» **What you should do**: Write out all the entries word for word, but skip any images.

» **Task inputs**:
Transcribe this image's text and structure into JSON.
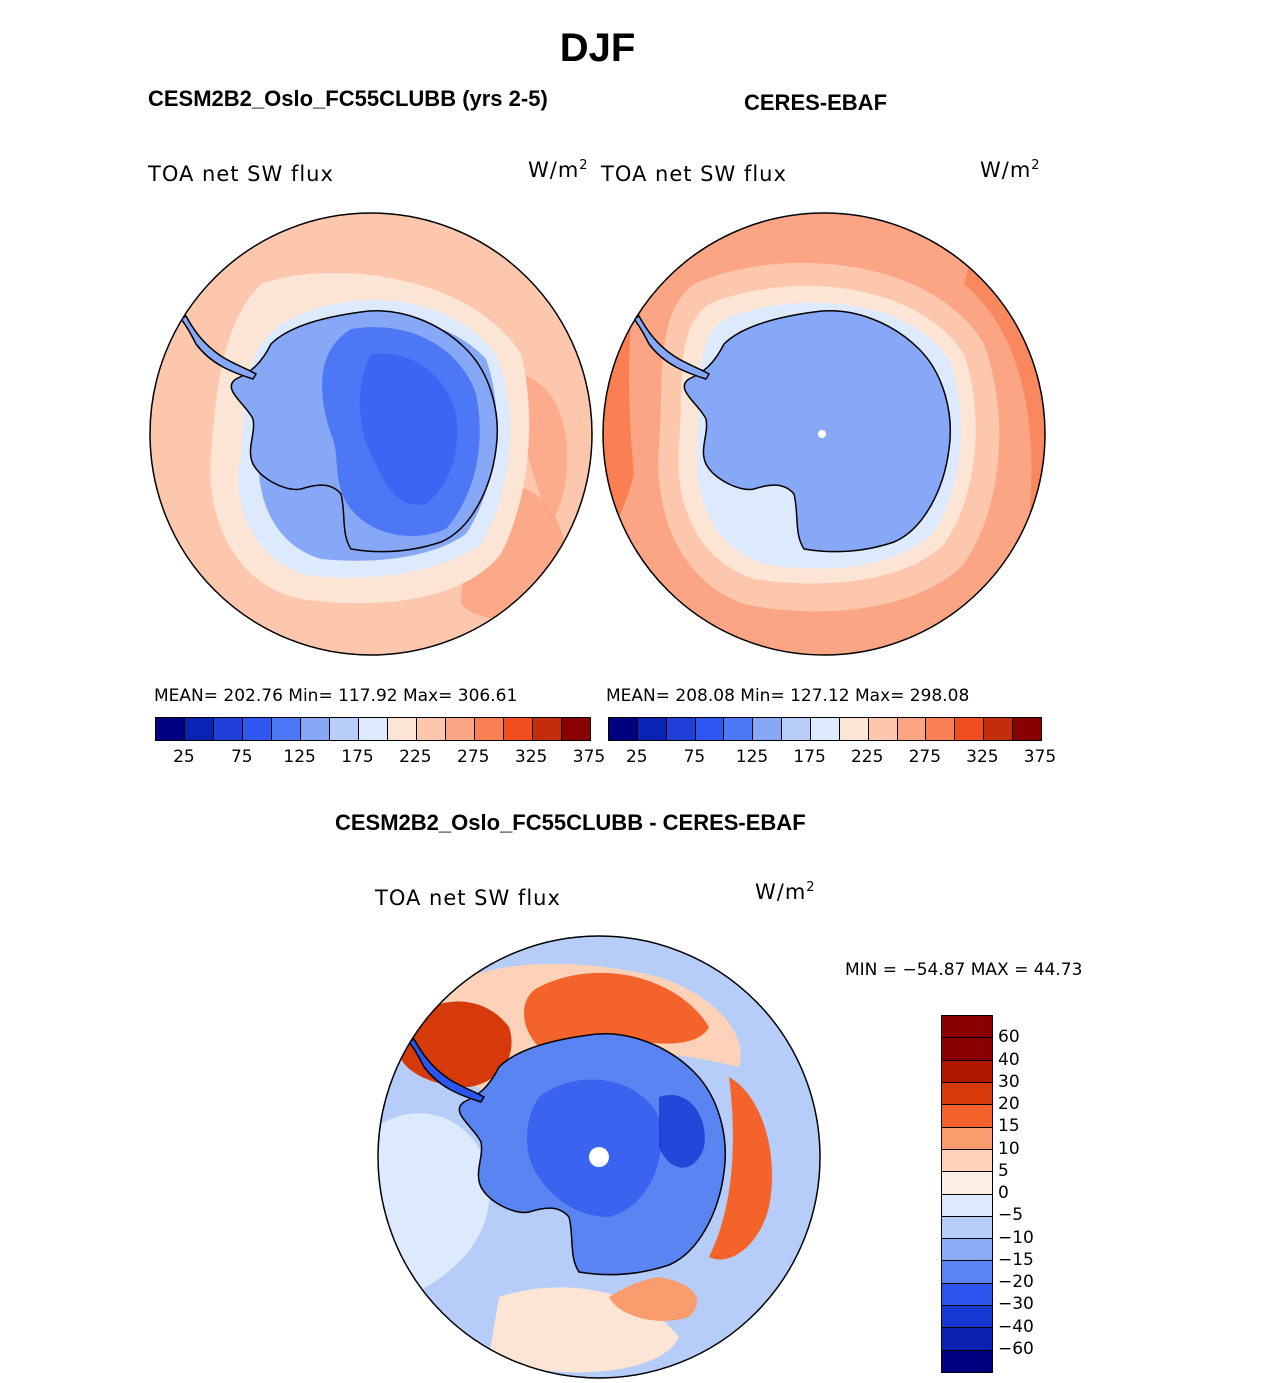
{
  "title": "DJF",
  "panels": [
    {
      "title": "CESM2B2_Oslo_FC55CLUBB (yrs 2-5)",
      "variable": "TOA net SW flux",
      "units_base": "W/m",
      "units_exp": "2",
      "stats": "MEAN= 202.76   Min= 117.92   Max= 306.61"
    },
    {
      "title": "CERES-EBAF",
      "variable": "TOA net SW flux",
      "units_base": "W/m",
      "units_exp": "2",
      "stats": "MEAN= 208.08   Min= 127.12   Max= 298.08"
    },
    {
      "title": "CESM2B2_Oslo_FC55CLUBB - CERES-EBAF",
      "variable": "TOA net SW flux",
      "units_base": "W/m",
      "units_exp": "2",
      "stats": "MIN = −54.87 MAX =  44.73"
    }
  ],
  "abs_colorbar": {
    "colors": [
      "#000080",
      "#0a23b4",
      "#1f3fd8",
      "#2f56f0",
      "#4d78f5",
      "#87a8f7",
      "#b8cdf8",
      "#dde9fc",
      "#fde5d6",
      "#fcc7ad",
      "#fba584",
      "#fa7f52",
      "#f24d1e",
      "#c42d0c",
      "#8a0000"
    ],
    "tick_labels": [
      "25",
      "75",
      "125",
      "175",
      "225",
      "275",
      "325",
      "375"
    ]
  },
  "diff_colorbar": {
    "colors": [
      "#8a0000",
      "#b01900",
      "#d73a0a",
      "#f4642a",
      "#fb9c6f",
      "#fdd2b8",
      "#fdeee4",
      "#dde9fc",
      "#b5cdf8",
      "#8aacf7",
      "#5a84f2",
      "#2c55ef",
      "#1638d2",
      "#0b20b0",
      "#000080"
    ],
    "tick_labels": [
      "60",
      "40",
      "30",
      "20",
      "15",
      "10",
      "5",
      "0",
      "−5",
      "−10",
      "−15",
      "−20",
      "−30",
      "−40",
      "−60"
    ]
  },
  "chart_data": [
    {
      "type": "heatmap",
      "title": "CESM2B2_Oslo_FC55CLUBB (yrs 2-5)",
      "variable": "TOA net SW flux",
      "units": "W/m2",
      "projection": "south polar stereographic",
      "mean": 202.76,
      "min": 117.92,
      "max": 306.61,
      "levels": [
        25,
        50,
        75,
        100,
        125,
        150,
        175,
        200,
        225,
        250,
        275,
        300,
        325,
        350,
        375
      ]
    },
    {
      "type": "heatmap",
      "title": "CERES-EBAF",
      "variable": "TOA net SW flux",
      "units": "W/m2",
      "projection": "south polar stereographic",
      "mean": 208.08,
      "min": 127.12,
      "max": 298.08,
      "levels": [
        25,
        50,
        75,
        100,
        125,
        150,
        175,
        200,
        225,
        250,
        275,
        300,
        325,
        350,
        375
      ]
    },
    {
      "type": "heatmap",
      "title": "CESM2B2_Oslo_FC55CLUBB - CERES-EBAF",
      "variable": "TOA net SW flux",
      "units": "W/m2",
      "projection": "south polar stereographic",
      "min": -54.87,
      "max": 44.73,
      "levels": [
        -60,
        -40,
        -30,
        -20,
        -15,
        -10,
        -5,
        0,
        5,
        10,
        15,
        20,
        30,
        40,
        60
      ]
    }
  ]
}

» **Final result**:
Transcribe this image's text and structure into JSON.
{
  "title": "DJF",
  "panels": [
    {
      "title": "CESM2B2_Oslo_FC55CLUBB (yrs 2-5)",
      "variable": "TOA net SW flux",
      "units_base": "W/m",
      "units_exp": "2",
      "stats": "MEAN= 202.76   Min= 117.92   Max= 306.61"
    },
    {
      "title": "CERES-EBAF",
      "variable": "TOA net SW flux",
      "units_base": "W/m",
      "units_exp": "2",
      "stats": "MEAN= 208.08   Min= 127.12   Max= 298.08"
    },
    {
      "title": "CESM2B2_Oslo_FC55CLUBB - CERES-EBAF",
      "variable": "TOA net SW flux",
      "units_base": "W/m",
      "units_exp": "2",
      "stats": "MIN = −54.87 MAX =  44.73"
    }
  ],
  "abs_colorbar": {
    "colors": [
      "#000080",
      "#0a23b4",
      "#1f3fd8",
      "#2f56f0",
      "#4d78f5",
      "#87a8f7",
      "#b8cdf8",
      "#dde9fc",
      "#fde5d6",
      "#fcc7ad",
      "#fba584",
      "#fa7f52",
      "#f24d1e",
      "#c42d0c",
      "#8a0000"
    ],
    "tick_labels": [
      "25",
      "75",
      "125",
      "175",
      "225",
      "275",
      "325",
      "375"
    ]
  },
  "diff_colorbar": {
    "colors": [
      "#8a0000",
      "#b01900",
      "#d73a0a",
      "#f4642a",
      "#fb9c6f",
      "#fdd2b8",
      "#fdeee4",
      "#dde9fc",
      "#b5cdf8",
      "#8aacf7",
      "#5a84f2",
      "#2c55ef",
      "#1638d2",
      "#0b20b0",
      "#000080"
    ],
    "tick_labels": [
      "60",
      "40",
      "30",
      "20",
      "15",
      "10",
      "5",
      "0",
      "−5",
      "−10",
      "−15",
      "−20",
      "−30",
      "−40",
      "−60"
    ]
  },
  "chart_data": [
    {
      "type": "heatmap",
      "title": "CESM2B2_Oslo_FC55CLUBB (yrs 2-5)",
      "variable": "TOA net SW flux",
      "units": "W/m2",
      "projection": "south polar stereographic",
      "mean": 202.76,
      "min": 117.92,
      "max": 306.61,
      "levels": [
        25,
        50,
        75,
        100,
        125,
        150,
        175,
        200,
        225,
        250,
        275,
        300,
        325,
        350,
        375
      ]
    },
    {
      "type": "heatmap",
      "title": "CERES-EBAF",
      "variable": "TOA net SW flux",
      "units": "W/m2",
      "projection": "south polar stereographic",
      "mean": 208.08,
      "min": 127.12,
      "max": 298.08,
      "levels": [
        25,
        50,
        75,
        100,
        125,
        150,
        175,
        200,
        225,
        250,
        275,
        300,
        325,
        350,
        375
      ]
    },
    {
      "type": "heatmap",
      "title": "CESM2B2_Oslo_FC55CLUBB - CERES-EBAF",
      "variable": "TOA net SW flux",
      "units": "W/m2",
      "projection": "south polar stereographic",
      "min": -54.87,
      "max": 44.73,
      "levels": [
        -60,
        -40,
        -30,
        -20,
        -15,
        -10,
        -5,
        0,
        5,
        10,
        15,
        20,
        30,
        40,
        60
      ]
    }
  ]
}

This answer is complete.